_EXERCISE OBJECTIVE_. Below is a block of records: output all of them exactly and leave out the pictures.

________________________________________

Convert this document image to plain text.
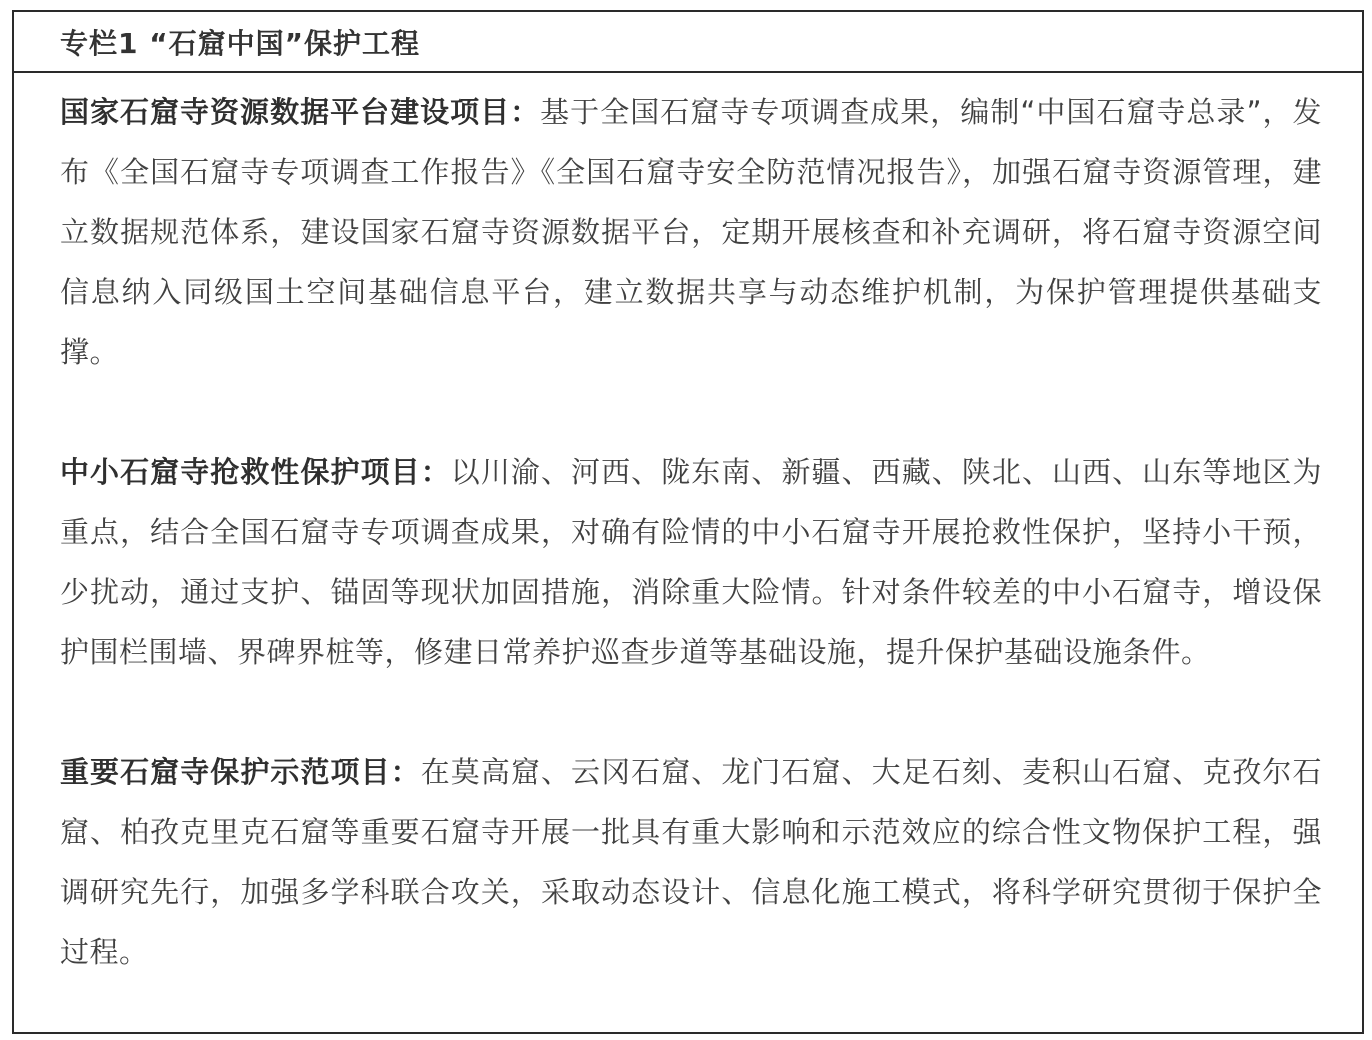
专栏1 “石窟中国”保护工程

国家石窟寺资源数据平台建设项目：基于全国石窟寺专项调查成果，编制“中国石窟寺总录”，发布《全国石窟寺专项调查工作报告》《全国石窟寺安全防范情况报告》，加强石窟寺资源管理，建立数据规范体系，建设国家石窟寺资源数据平台，定期开展核查和补充调研，将石窟寺资源空间信息纳入同级国土空间基础信息平台，建立数据共享与动态维护机制，为保护管理提供基础支撑。

中小石窟寺抢救性保护项目：以川渝、河西、陇东南、新疆、西藏、陕北、山西、山东等地区为重点，结合全国石窟寺专项调查成果，对确有险情的中小石窟寺开展抢救性保护，坚持小干预，少扰动，通过支护、锚固等现状加固措施，消除重大险情。针对条件较差的中小石窟寺，增设保护围栏围墙、界碑界桩等，修建日常养护巡查步道等基础设施，提升保护基础设施条件。

重要石窟寺保护示范项目：在莫高窟、云冈石窟、龙门石窟、大足石刻、麦积山石窟、克孜尔石窟、柏孜克里克石窟等重要石窟寺开展一批具有重大影响和示范效应的综合性文物保护工程，强调研究先行，加强多学科联合攻关，采取动态设计、信息化施工模式，将科学研究贯彻于保护全过程。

________________________________________

_ANSWER TO THE EXERCISE_.
Convert this document image to plain text.
专栏1 “石窟中国”保护工程

国家石窟寺资源数据平台建设项目：基于全国石窟寺专项调查成果，编制“中国石窟寺总录”，发布《全国石窟寺专项调查工作报告》《全国石窟寺安全防范情况报告》，加强石窟寺资源管理，建立数据规范体系，建设国家石窟寺资源数据平台，定期开展核查和补充调研，将石窟寺资源空间信息纳入同级国土空间基础信息平台，建立数据共享与动态维护机制，为保护管理提供基础支撑。

中小石窟寺抢救性保护项目：以川渝、河西、陇东南、新疆、西藏、陕北、山西、山东等地区为重点，结合全国石窟寺专项调查成果，对确有险情的中小石窟寺开展抢救性保护，坚持小干预，少扰动，通过支护、锚固等现状加固措施，消除重大险情。针对条件较差的中小石窟寺，增设保护围栏围墙、界碑界桩等，修建日常养护巡查步道等基础设施，提升保护基础设施条件。

重要石窟寺保护示范项目：在莫高窟、云冈石窟、龙门石窟、大足石刻、麦积山石窟、克孜尔石窟、柏孜克里克石窟等重要石窟寺开展一批具有重大影响和示范效应的综合性文物保护工程，强调研究先行，加强多学科联合攻关，采取动态设计、信息化施工模式，将科学研究贯彻于保护全过程。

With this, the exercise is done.